**Given request**
Your task is to repeat the entries word for word while leaving out the pictures.
+++ Data shown +++
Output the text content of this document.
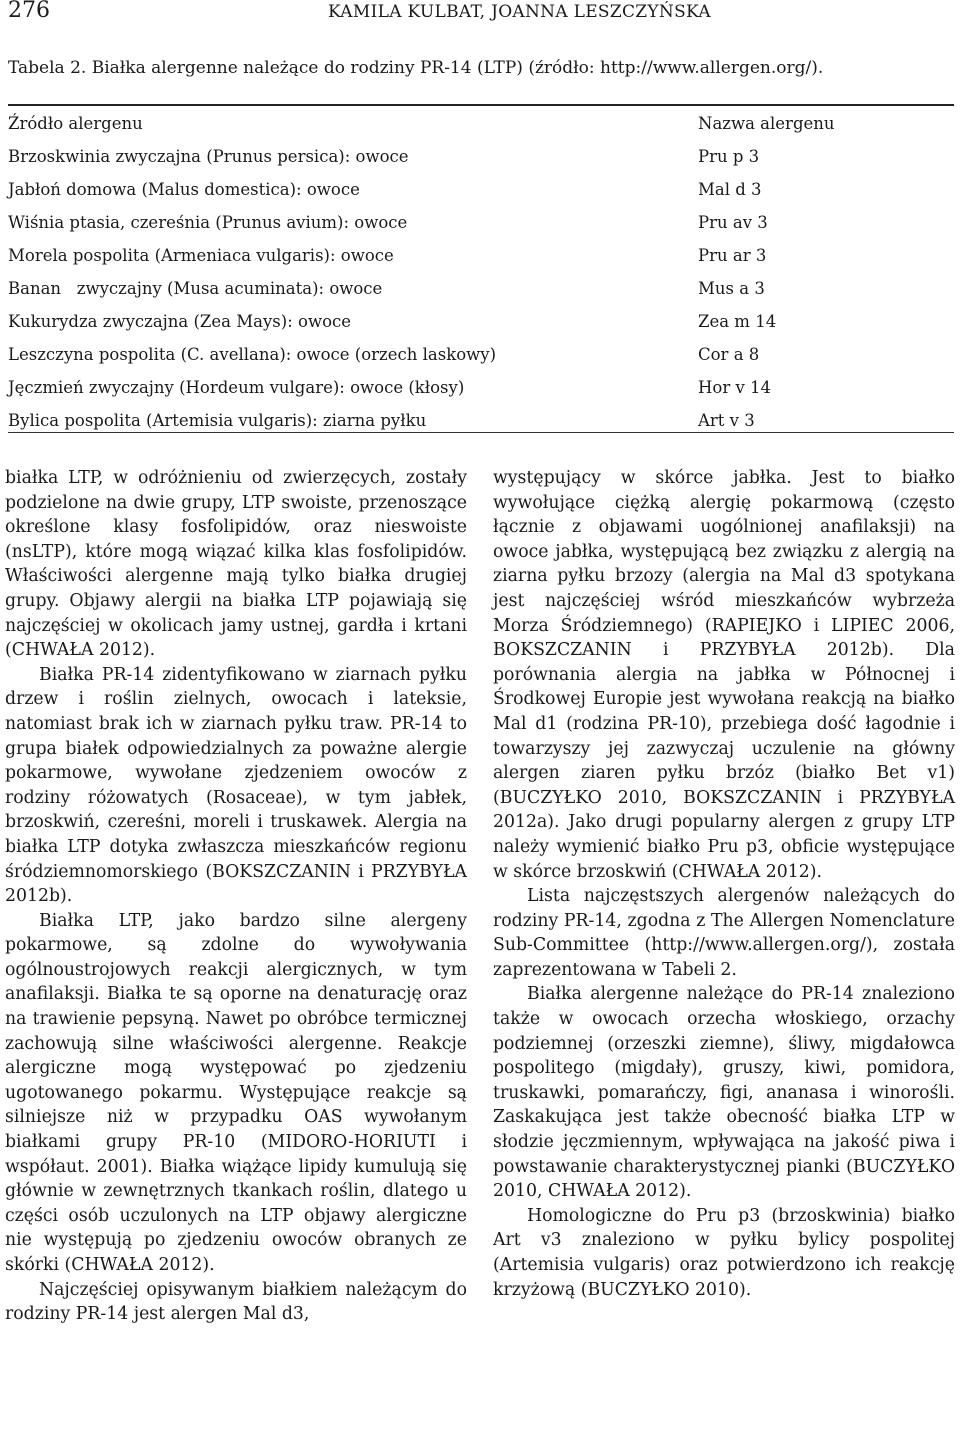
276	KAMILA KULBAT, JOANNA LESZCZYŃSKA
Tabela 2. Białka alergenne należące do rodziny PR-14 (LTP) (źródło: http://www.allergen.org/).
Źródło alergenu	Nazwa alergenu
Brzoskwinia zwyczajna (Prunus persica): owoce	Pru p 3
Jabłoń domowa (Malus domestica): owoce	Mal d 3
Wiśnia ptasia, czereśnia (Prunus avium): owoce	Pru av 3
Morela pospolita (Armeniaca vulgaris): owoce	Pru ar 3
Banan   zwyczajny (Musa acuminata): owoce	Mus a 3
Kukurydza zwyczajna (Zea Mays): owoce	Zea m 14
Leszczyna pospolita (C. avellana): owoce (orzech laskowy)	Cor a 8
Jęczmień zwyczajny (Hordeum vulgare): owoce (kłosy)	Hor v 14
Bylica pospolita (Artemisia vulgaris): ziarna pyłku	Art v 3

białka LTP, w odróżnieniu od zwierzęcych, zostały podzielone na dwie grupy, LTP swoiste, przenoszące określone klasy fosfolipidów, oraz nieswoiste (nsLTP), które mogą wiązać kilka klas fosfolipidów. Właściwości alergenne mają tylko białka drugiej grupy. Objawy alergii na białka LTP pojawiają się najczęściej w okolicach jamy ustnej, gardła i krtani (CHWAŁA 2012).

Białka PR-14 zidentyfikowano w ziarnach pyłku drzew i roślin zielnych, owocach i lateksie, natomiast brak ich w ziarnach pyłku traw. PR-14 to grupa białek odpowiedzialnych za poważne alergie pokarmowe, wywołane zjedzeniem owoców z rodziny różowatych (Rosaceae), w tym jabłek, brzoskwiń, czereśni, moreli i truskawek. Alergia na białka LTP dotyka zwłaszcza mieszkańców regionu śródziemnomorskiego (BOKSZCZANIN i PRZYBYŁA 2012b).

Białka LTP, jako bardzo silne alergeny pokarmowe, są zdolne do wywoływania ogólnoustrojowych reakcji alergicznych, w tym anafilaksji. Białka te są oporne na denaturację oraz na trawienie pepsyną. Nawet po obróbce termicznej zachowują silne właściwości alergenne. Reakcje alergiczne mogą występować po zjedzeniu ugotowanego pokarmu. Występujące reakcje są silniejsze niż w przypadku OAS wywołanym białkami grupy PR-10 (MIDORO-HORIUTI i współaut. 2001). Białka wiążące lipidy kumulują się głównie w zewnętrznych tkankach roślin, dlatego u części osób uczulonych na LTP objawy alergiczne nie występują po zjedzeniu owoców obranych ze skórki (CHWAŁA 2012).

Najczęściej opisywanym białkiem należącym do rodziny PR-14 jest alergen Mal d3,

występujący w skórce jabłka. Jest to białko wywołujące ciężką alergię pokarmową (często łącznie z objawami uogólnionej anafilaksji) na owoce jabłka, występującą bez związku z alergią na ziarna pyłku brzozy (alergia na Mal d3 spotykana jest najczęściej wśród mieszkańców wybrzeża Morza Śródziemnego) (RAPIEJKO i LIPIEC 2006, BOKSZCZANIN i PRZYBYŁA 2012b). Dla porównania alergia na jabłka w Północnej i Środkowej Europie jest wywołana reakcją na białko Mal d1 (rodzina PR-10), przebiega dość łagodnie i towarzyszy jej zazwyczaj uczulenie na główny alergen ziaren pyłku brzóz (białko Bet v1) (BUCZYŁKO 2010, BOKSZCZANIN i PRZYBYŁA 2012a). Jako drugi popularny alergen z grupy LTP należy wymienić białko Pru p3, obficie występujące w skórce brzoskwiń (CHWAŁA 2012).

Lista najczęstszych alergenów należących do rodziny PR-14, zgodna z The Allergen Nomenclature Sub-Committee (http://www.allergen.org/), została zaprezentowana w Tabeli 2.

Białka alergenne należące do PR-14 znaleziono także w owocach orzecha włoskiego, orzachy podziemnej (orzeszki ziemne), śliwy, migdałowca pospolitego (migdały), gruszy, kiwi, pomidora, truskawki, pomarańczy, figi, ananasa i winorośli. Zaskakująca jest także obecność białka LTP w słodzie jęczmiennym, wpływająca na jakość piwa i powstawanie charakterystycznej pianki (BUCZYŁKO 2010, CHWAŁA 2012).

Homologiczne do Pru p3 (brzoskwinia) białko Art v3 znaleziono w pyłku bylicy pospolitej (Artemisia vulgaris) oraz potwierdzono ich reakcję krzyżową (BUCZYŁKO 2010).
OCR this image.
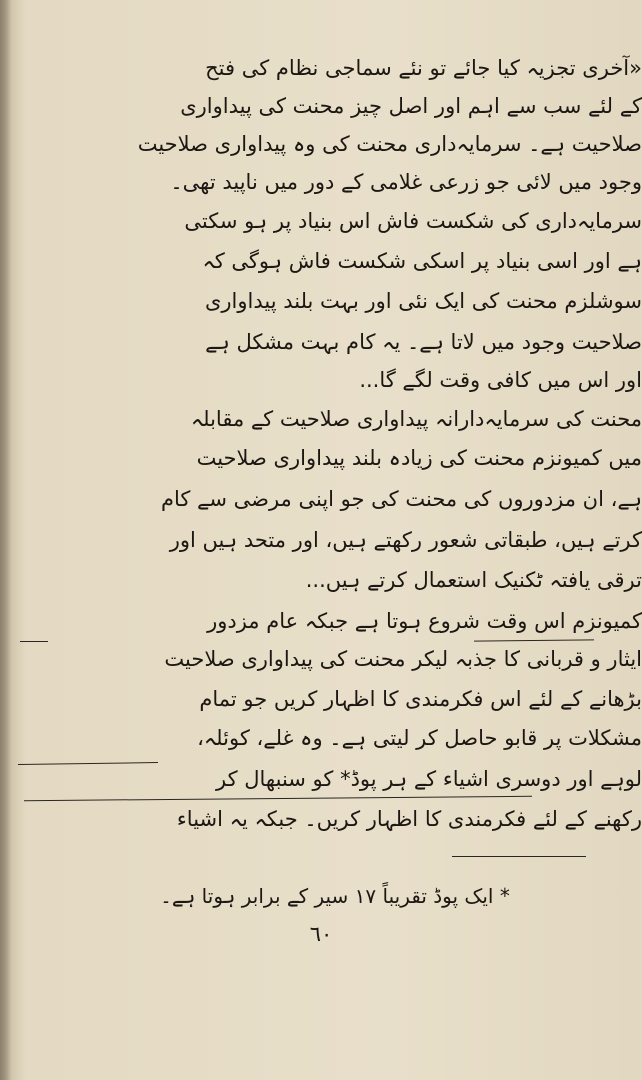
«آخری تجزیہ کیا جائے تو نئے سماجی نظام کی فتح
کے لئے سب سے اہم اور اصل چیز محنت کی پیداواری
صلاحیت ہے۔ سرمایہ‌داری محنت کی وہ پیداواری صلاحیت
وجود میں لائی جو زرعی غلامی کے دور میں ناپید تھی۔
سرمایہ‌داری کی شکست فاش اس بنیاد پر ہو سکتی
ہے اور اسی بنیاد پر اسکی شکست فاش ہوگی کہ
سوشلزم محنت کی ایک نئی اور بہت بلند پیداواری
صلاحیت وجود میں لاتا ہے۔ یہ کام بہت مشکل ہے
اور اس میں کافی وقت لگے گا...
محنت کی سرمایہ‌دارانہ پیداواری صلاحیت کے مقابلہ
میں کمیونزم محنت کی زیادہ بلند پیداواری صلاحیت
ہے، ان مزدوروں کی محنت کی جو اپنی مرضی سے کام
کرتے ہیں، طبقاتی شعور رکھتے ہیں، اور متحد ہیں اور
ترقی یافتہ ٹکنیک استعمال کرتے ہیں...
کمیونزم اس وقت شروع ہوتا ہے جبکہ عام مزدور
ایثار و قربانی کا جذبہ لیکر محنت کی پیداواری صلاحیت
بڑھانے کے لئے اس فکرمندی کا اظہار کریں جو تمام
مشکلات پر قابو حاصل کر لیتی ہے۔ وہ غلے، کوئلہ،
لوہے اور دوسری اشیاء کے ہر پوڈ* کو سنبھال کر
رکھنے کے لئے فکرمندی کا اظہار کریں۔ جبکہ یہ اشیاء
* ایک پوڈ تقریباً ۱۷ سیر کے برابر ہوتا ہے۔
٦٠
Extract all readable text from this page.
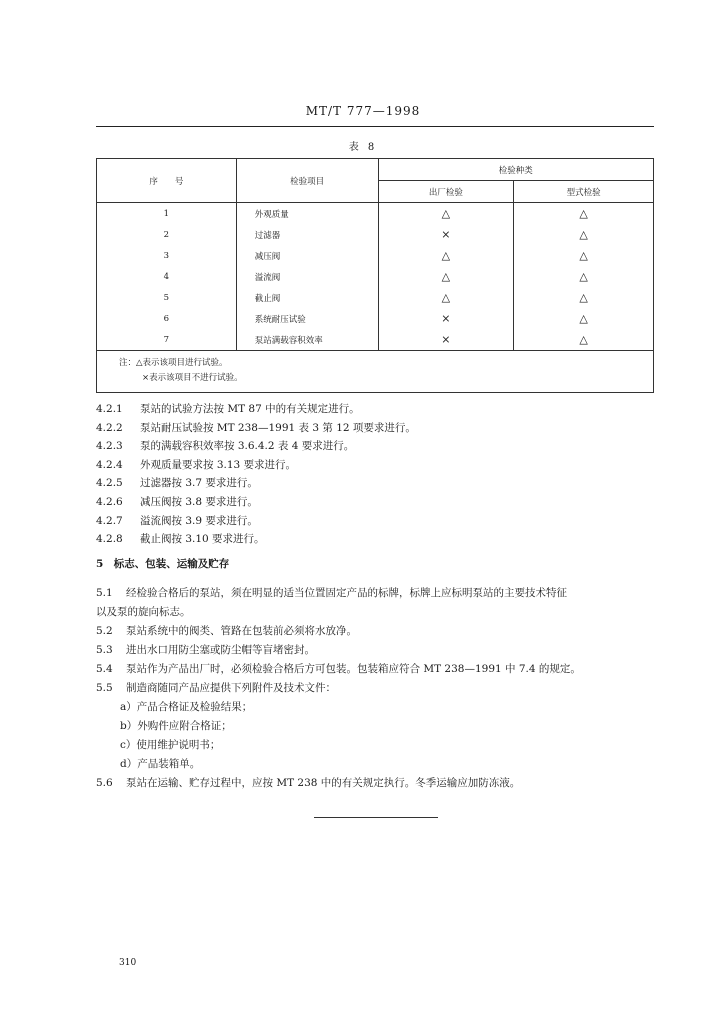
MT/T 777—1998
表 8
序　　号	检验项目	检验种类	
		出厂检验	型式检验
1	外观质量	△	△
2	过滤器	×	△
3	减压阀	△	△
4	溢流阀	△	△
5	截止阀	△	△
6	系统耐压试验	×	△
7	泵站满载容积效率	×	△

注：△表示该项目进行试验。
×表示该项目不进行试验。			
4.2.1 泵站的试验方法按 MT 87 中的有关规定进行。
4.2.2 泵站耐压试验按 MT 238—1991 表 3 第 12 项要求进行。
4.2.3 泵的满载容积效率按 3.6.4.2 表 4 要求进行。
4.2.4 外观质量要求按 3.13 要求进行。
4.2.5 过滤器按 3.7 要求进行。
4.2.6 减压阀按 3.8 要求进行。
4.2.7 溢流阀按 3.9 要求进行。
4.2.8 截止阀按 3.10 要求进行。
5　标志、包装、运输及贮存
5.1 经检验合格后的泵站，须在明显的适当位置固定产品的标牌，标牌上应标明泵站的主要技术特征
以及泵的旋向标志。
5.2 泵站系统中的阀类、管路在包装前必须将水放净。
5.3 进出水口用防尘塞或防尘帽等盲堵密封。
5.4 泵站作为产品出厂时，必须检验合格后方可包装。包装箱应符合 MT 238—1991 中 7.4 的规定。
5.5 制造商随同产品应提供下列附件及技术文件：
a）产品合格证及检验结果；
b）外购件应附合格证；
c）使用维护说明书；
d）产品装箱单。
5.6 泵站在运输、贮存过程中，应按 MT 238 中的有关规定执行。冬季运输应加防冻液。
310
+++
**Output of the task**
Output the text content of this document.
276	KAMILA KULBAT, JOANNA LESZCZYŃSKA
Tabela 2. Białka alergenne należące do rodziny PR-14 (LTP) (źródło: http://www.allergen.org/).
Źródło alergenu	Nazwa alergenu
Brzoskwinia zwyczajna (Prunus persica): owoce	Pru p 3
Jabłoń domowa (Malus domestica): owoce	Mal d 3
Wiśnia ptasia, czereśnia (Prunus avium): owoce	Pru av 3
Morela pospolita (Armeniaca vulgaris): owoce	Pru ar 3
Banan   zwyczajny (Musa acuminata): owoce	Mus a 3
Kukurydza zwyczajna (Zea Mays): owoce	Zea m 14
Leszczyna pospolita (C. avellana): owoce (orzech laskowy)	Cor a 8
Jęczmień zwyczajny (Hordeum vulgare): owoce (kłosy)	Hor v 14
Bylica pospolita (Artemisia vulgaris): ziarna pyłku	Art v 3

białka LTP, w odróżnieniu od zwierzęcych, zostały podzielone na dwie grupy, LTP swoiste, przenoszące określone klasy fosfolipidów, oraz nieswoiste (nsLTP), które mogą wiązać kilka klas fosfolipidów. Właściwości alergenne mają tylko białka drugiej grupy. Objawy alergii na białka LTP pojawiają się najczęściej w okolicach jamy ustnej, gardła i krtani (CHWAŁA 2012).

Białka PR-14 zidentyfikowano w ziarnach pyłku drzew i roślin zielnych, owocach i lateksie, natomiast brak ich w ziarnach pyłku traw. PR-14 to grupa białek odpowiedzialnych za poważne alergie pokarmowe, wywołane zjedzeniem owoców z rodziny różowatych (Rosaceae), w tym jabłek, brzoskwiń, czereśni, moreli i truskawek. Alergia na białka LTP dotyka zwłaszcza mieszkańców regionu śródziemnomorskiego (BOKSZCZANIN i PRZYBYŁA 2012b).

Białka LTP, jako bardzo silne alergeny pokarmowe, są zdolne do wywoływania ogólnoustrojowych reakcji alergicznych, w tym anafilaksji. Białka te są oporne na denaturację oraz na trawienie pepsyną. Nawet po obróbce termicznej zachowują silne właściwości alergenne. Reakcje alergiczne mogą występować po zjedzeniu ugotowanego pokarmu. Występujące reakcje są silniejsze niż w przypadku OAS wywołanym białkami grupy PR-10 (MIDORO-HORIUTI i współaut. 2001). Białka wiążące lipidy kumulują się głównie w zewnętrznych tkankach roślin, dlatego u części osób uczulonych na LTP objawy alergiczne nie występują po zjedzeniu owoców obranych ze skórki (CHWAŁA 2012).

Najczęściej opisywanym białkiem należącym do rodziny PR-14 jest alergen Mal d3,

występujący w skórce jabłka. Jest to białko wywołujące ciężką alergię pokarmową (często łącznie z objawami uogólnionej anafilaksji) na owoce jabłka, występującą bez związku z alergią na ziarna pyłku brzozy (alergia na Mal d3 spotykana jest najczęściej wśród mieszkańców wybrzeża Morza Śródziemnego) (RAPIEJKO i LIPIEC 2006, BOKSZCZANIN i PRZYBYŁA 2012b). Dla porównania alergia na jabłka w Północnej i Środkowej Europie jest wywołana reakcją na białko Mal d1 (rodzina PR-10), przebiega dość łagodnie i towarzyszy jej zazwyczaj uczulenie na główny alergen ziaren pyłku brzóz (białko Bet v1) (BUCZYŁKO 2010, BOKSZCZANIN i PRZYBYŁA 2012a). Jako drugi popularny alergen z grupy LTP należy wymienić białko Pru p3, obficie występujące w skórce brzoskwiń (CHWAŁA 2012).

Lista najczęstszych alergenów należących do rodziny PR-14, zgodna z The Allergen Nomenclature Sub-Committee (http://www.allergen.org/), została zaprezentowana w Tabeli 2.

Białka alergenne należące do PR-14 znaleziono także w owocach orzecha włoskiego, orzachy podziemnej (orzeszki ziemne), śliwy, migdałowca pospolitego (migdały), gruszy, kiwi, pomidora, truskawki, pomarańczy, figi, ananasa i winorośli. Zaskakująca jest także obecność białka LTP w słodzie jęczmiennym, wpływająca na jakość piwa i powstawanie charakterystycznej pianki (BUCZYŁKO 2010, CHWAŁA 2012).

Homologiczne do Pru p3 (brzoskwinia) białko Art v3 znaleziono w pyłku bylicy pospolitej (Artemisia vulgaris) oraz potwierdzono ich reakcję krzyżową (BUCZYŁKO 2010).
OCR this image.
«آخری تجزیہ کیا جائے تو نئے سماجی نظام کی فتح
کے لئے سب سے اہم اور اصل چیز محنت کی پیداواری
صلاحیت ہے۔ سرمایہ‌داری محنت کی وہ پیداواری صلاحیت
وجود میں لائی جو زرعی غلامی کے دور میں ناپید تھی۔
سرمایہ‌داری کی شکست فاش اس بنیاد پر ہو سکتی
ہے اور اسی بنیاد پر اسکی شکست فاش ہوگی کہ
سوشلزم محنت کی ایک نئی اور بہت بلند پیداواری
صلاحیت وجود میں لاتا ہے۔ یہ کام بہت مشکل ہے
اور اس میں کافی وقت لگے گا...
محنت کی سرمایہ‌دارانہ پیداواری صلاحیت کے مقابلہ
میں کمیونزم محنت کی زیادہ بلند پیداواری صلاحیت
ہے، ان مزدوروں کی محنت کی جو اپنی مرضی سے کام
کرتے ہیں، طبقاتی شعور رکھتے ہیں، اور متحد ہیں اور
ترقی یافتہ ٹکنیک استعمال کرتے ہیں...
کمیونزم اس وقت شروع ہوتا ہے جبکہ عام مزدور
ایثار و قربانی کا جذبہ لیکر محنت کی پیداواری صلاحیت
بڑھانے کے لئے اس فکرمندی کا اظہار کریں جو تمام
مشکلات پر قابو حاصل کر لیتی ہے۔ وہ غلے، کوئلہ،
لوہے اور دوسری اشیاء کے ہر پوڈ* کو سنبھال کر
رکھنے کے لئے فکرمندی کا اظہار کریں۔ جبکہ یہ اشیاء
* ایک پوڈ تقریباً ۱۷ سیر کے برابر ہوتا ہے۔
٦٠
Extract all readable text from this page.
MT/T 777—1998
表 8
序　　号	检验项目	检验种类	
		出厂检验	型式检验
1	外观质量	△	△
2	过滤器	×	△
3	减压阀	△	△
4	溢流阀	△	△
5	截止阀	△	△
6	系统耐压试验	×	△
7	泵站满载容积效率	×	△

注：△表示该项目进行试验。
×表示该项目不进行试验。			
4.2.1 泵站的试验方法按 MT 87 中的有关规定进行。
4.2.2 泵站耐压试验按 MT 238—1991 表 3 第 12 项要求进行。
4.2.3 泵的满载容积效率按 3.6.4.2 表 4 要求进行。
4.2.4 外观质量要求按 3.13 要求进行。
4.2.5 过滤器按 3.7 要求进行。
4.2.6 减压阀按 3.8 要求进行。
4.2.7 溢流阀按 3.9 要求进行。
4.2.8 截止阀按 3.10 要求进行。
5　标志、包装、运输及贮存
5.1 经检验合格后的泵站，须在明显的适当位置固定产品的标牌，标牌上应标明泵站的主要技术特征
以及泵的旋向标志。
5.2 泵站系统中的阀类、管路在包装前必须将水放净。
5.3 进出水口用防尘塞或防尘帽等盲堵密封。
5.4 泵站作为产品出厂时，必须检验合格后方可包装。包装箱应符合 MT 238—1991 中 7.4 的规定。
5.5 制造商随同产品应提供下列附件及技术文件：
a）产品合格证及检验结果；
b）外购件应附合格证；
c）使用维护说明书；
d）产品装箱单。
5.6 泵站在运输、贮存过程中，应按 MT 238 中的有关规定执行。冬季运输应加防冻液。
310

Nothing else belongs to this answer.